Read the listing and extract each line that includes the word "code".

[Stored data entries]
** BEGIN **

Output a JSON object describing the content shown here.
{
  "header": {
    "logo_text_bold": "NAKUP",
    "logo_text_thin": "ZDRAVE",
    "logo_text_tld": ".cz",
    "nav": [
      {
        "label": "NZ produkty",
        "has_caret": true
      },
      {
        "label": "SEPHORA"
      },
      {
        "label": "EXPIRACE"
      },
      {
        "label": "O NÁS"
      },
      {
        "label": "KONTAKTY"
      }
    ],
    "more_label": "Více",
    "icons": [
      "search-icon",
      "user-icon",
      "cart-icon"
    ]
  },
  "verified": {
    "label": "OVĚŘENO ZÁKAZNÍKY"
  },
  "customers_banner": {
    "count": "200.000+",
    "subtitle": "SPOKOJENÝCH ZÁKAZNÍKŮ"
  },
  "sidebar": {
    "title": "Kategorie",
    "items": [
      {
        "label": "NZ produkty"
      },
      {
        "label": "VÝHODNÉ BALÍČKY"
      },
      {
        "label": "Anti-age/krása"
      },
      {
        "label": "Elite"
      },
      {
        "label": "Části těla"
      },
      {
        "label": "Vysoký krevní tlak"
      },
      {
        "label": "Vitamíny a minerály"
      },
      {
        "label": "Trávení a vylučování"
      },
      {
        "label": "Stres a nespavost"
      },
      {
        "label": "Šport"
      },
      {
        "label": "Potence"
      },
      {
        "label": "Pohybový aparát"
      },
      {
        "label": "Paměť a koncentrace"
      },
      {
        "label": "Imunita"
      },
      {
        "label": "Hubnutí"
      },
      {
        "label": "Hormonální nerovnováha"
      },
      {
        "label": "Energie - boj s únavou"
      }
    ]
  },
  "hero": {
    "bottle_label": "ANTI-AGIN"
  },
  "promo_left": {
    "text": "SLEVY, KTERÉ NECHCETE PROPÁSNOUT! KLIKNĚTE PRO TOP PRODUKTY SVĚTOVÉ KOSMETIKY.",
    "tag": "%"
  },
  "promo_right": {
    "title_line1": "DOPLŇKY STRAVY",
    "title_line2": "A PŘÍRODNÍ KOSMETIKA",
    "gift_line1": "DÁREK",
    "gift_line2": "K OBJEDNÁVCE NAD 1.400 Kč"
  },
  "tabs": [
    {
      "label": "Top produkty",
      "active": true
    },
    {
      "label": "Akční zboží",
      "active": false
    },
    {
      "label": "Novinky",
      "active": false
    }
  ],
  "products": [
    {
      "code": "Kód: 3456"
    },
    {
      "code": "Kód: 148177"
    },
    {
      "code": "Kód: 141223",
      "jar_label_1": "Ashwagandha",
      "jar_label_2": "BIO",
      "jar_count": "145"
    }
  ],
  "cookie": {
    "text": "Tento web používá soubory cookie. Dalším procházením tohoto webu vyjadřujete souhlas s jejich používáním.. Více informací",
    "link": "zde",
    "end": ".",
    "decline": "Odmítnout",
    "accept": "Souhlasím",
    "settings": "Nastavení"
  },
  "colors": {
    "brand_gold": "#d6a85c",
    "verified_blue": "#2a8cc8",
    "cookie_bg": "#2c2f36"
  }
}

** END **

WRITTEN ANSWER.
      "code": "Kód: 3456"
      "code": "Kód: 148177"
      "code": "Kód: 141223",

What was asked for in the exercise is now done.